Records excerpted from a collection:
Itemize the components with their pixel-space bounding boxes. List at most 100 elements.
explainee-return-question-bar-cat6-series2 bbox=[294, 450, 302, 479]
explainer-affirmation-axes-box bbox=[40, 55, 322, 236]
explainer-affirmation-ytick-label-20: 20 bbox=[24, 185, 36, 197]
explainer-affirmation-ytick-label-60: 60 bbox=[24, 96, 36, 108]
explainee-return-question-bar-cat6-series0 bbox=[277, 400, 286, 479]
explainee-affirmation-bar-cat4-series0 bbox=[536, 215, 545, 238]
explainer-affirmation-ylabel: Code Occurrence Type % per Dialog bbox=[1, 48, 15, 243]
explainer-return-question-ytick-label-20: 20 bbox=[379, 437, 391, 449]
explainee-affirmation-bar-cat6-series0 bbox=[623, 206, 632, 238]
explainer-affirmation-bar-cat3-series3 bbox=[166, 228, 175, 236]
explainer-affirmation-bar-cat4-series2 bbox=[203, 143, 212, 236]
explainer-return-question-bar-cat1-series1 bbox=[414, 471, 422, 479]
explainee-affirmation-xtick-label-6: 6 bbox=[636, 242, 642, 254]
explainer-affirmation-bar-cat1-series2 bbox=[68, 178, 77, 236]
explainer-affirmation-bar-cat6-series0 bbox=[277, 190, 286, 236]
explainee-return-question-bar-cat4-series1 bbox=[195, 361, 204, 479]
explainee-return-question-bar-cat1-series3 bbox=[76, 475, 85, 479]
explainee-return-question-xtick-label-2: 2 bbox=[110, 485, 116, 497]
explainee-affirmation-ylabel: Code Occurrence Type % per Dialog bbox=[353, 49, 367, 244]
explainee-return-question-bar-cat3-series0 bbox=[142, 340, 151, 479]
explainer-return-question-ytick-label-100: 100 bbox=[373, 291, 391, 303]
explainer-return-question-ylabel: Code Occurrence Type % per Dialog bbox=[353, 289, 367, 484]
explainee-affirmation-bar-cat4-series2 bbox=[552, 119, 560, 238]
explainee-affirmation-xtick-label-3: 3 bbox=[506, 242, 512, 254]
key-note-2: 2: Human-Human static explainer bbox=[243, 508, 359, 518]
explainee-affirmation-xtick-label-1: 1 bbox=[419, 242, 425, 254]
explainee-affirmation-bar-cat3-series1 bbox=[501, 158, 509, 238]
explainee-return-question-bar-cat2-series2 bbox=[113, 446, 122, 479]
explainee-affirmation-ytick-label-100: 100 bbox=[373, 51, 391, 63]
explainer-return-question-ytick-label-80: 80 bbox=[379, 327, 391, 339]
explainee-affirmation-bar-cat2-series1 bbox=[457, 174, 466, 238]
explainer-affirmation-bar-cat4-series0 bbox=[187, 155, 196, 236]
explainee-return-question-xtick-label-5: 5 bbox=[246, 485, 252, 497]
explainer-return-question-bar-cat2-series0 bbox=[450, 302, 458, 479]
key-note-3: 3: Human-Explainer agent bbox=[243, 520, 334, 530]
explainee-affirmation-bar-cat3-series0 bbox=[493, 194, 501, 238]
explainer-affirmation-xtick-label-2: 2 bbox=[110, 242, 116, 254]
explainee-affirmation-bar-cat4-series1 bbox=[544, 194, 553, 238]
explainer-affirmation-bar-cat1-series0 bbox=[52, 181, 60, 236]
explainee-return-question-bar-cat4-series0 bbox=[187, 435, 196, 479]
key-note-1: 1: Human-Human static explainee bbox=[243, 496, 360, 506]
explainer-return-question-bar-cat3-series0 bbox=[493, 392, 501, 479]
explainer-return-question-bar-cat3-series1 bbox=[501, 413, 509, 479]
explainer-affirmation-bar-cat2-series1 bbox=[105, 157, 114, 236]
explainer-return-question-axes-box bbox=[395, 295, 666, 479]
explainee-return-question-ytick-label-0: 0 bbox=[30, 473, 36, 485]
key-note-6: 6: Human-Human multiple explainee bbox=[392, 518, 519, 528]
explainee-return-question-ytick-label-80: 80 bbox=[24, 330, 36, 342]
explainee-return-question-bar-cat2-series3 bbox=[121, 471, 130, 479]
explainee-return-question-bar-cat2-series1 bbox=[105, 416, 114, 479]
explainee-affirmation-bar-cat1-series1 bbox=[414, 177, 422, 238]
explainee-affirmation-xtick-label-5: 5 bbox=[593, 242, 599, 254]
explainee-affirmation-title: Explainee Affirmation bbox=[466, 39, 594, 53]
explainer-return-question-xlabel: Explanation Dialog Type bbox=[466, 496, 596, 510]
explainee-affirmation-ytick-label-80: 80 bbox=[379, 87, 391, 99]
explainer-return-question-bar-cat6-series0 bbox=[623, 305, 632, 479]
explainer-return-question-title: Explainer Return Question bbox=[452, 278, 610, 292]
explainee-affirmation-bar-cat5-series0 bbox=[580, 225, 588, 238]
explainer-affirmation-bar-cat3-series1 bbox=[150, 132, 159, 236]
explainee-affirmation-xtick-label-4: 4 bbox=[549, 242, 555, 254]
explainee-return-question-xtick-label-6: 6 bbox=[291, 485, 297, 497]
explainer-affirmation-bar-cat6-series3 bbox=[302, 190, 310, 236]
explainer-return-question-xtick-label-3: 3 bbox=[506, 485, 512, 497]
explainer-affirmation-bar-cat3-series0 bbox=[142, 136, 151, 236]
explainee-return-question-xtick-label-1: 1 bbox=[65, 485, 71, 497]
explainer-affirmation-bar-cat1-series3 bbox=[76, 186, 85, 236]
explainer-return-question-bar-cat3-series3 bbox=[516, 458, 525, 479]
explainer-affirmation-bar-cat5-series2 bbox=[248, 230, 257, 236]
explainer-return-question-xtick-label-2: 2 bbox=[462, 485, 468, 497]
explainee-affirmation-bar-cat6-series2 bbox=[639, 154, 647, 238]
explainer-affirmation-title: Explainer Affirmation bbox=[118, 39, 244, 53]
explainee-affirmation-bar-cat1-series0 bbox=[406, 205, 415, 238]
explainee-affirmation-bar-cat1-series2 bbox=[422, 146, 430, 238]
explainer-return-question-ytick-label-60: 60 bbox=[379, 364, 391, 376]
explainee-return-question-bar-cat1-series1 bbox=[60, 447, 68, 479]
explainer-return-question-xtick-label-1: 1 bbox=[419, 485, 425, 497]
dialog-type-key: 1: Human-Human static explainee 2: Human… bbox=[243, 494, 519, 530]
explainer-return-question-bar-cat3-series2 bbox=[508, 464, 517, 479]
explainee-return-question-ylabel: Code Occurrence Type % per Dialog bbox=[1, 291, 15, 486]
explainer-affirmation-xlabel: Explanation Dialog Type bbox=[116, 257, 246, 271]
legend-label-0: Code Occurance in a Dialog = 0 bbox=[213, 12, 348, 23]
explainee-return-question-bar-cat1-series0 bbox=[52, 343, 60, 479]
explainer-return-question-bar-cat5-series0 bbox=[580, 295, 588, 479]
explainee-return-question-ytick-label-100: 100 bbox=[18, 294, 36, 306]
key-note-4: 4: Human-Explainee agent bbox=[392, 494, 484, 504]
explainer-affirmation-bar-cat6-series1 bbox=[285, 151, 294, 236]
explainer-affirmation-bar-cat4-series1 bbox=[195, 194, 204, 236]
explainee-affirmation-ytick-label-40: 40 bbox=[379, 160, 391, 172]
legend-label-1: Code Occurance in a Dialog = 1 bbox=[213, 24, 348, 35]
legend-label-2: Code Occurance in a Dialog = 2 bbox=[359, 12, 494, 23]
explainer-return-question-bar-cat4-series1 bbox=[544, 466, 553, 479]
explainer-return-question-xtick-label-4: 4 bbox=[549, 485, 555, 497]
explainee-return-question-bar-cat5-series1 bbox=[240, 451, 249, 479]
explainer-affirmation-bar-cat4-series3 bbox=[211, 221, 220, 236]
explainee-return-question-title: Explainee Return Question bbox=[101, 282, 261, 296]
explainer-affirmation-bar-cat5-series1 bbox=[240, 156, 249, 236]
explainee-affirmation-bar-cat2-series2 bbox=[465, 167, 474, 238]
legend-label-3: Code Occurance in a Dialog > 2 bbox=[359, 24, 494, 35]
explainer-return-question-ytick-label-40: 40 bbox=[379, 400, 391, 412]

— WHAT YOU NEED TO DO —
Copy out the data verbatim, from its first line through the line containing "explainer-affirmation-ytick-label-20: 20 bbox=[24, 185, 36, 197]", with both ends included.

— ANSWER TO THIS EXERCISE —
Itemize the components with their pixel-space bounding boxes. List at most 100 elements.
explainee-return-question-bar-cat6-series2 bbox=[294, 450, 302, 479]
explainer-affirmation-axes-box bbox=[40, 55, 322, 236]
explainer-affirmation-ytick-label-20: 20 bbox=[24, 185, 36, 197]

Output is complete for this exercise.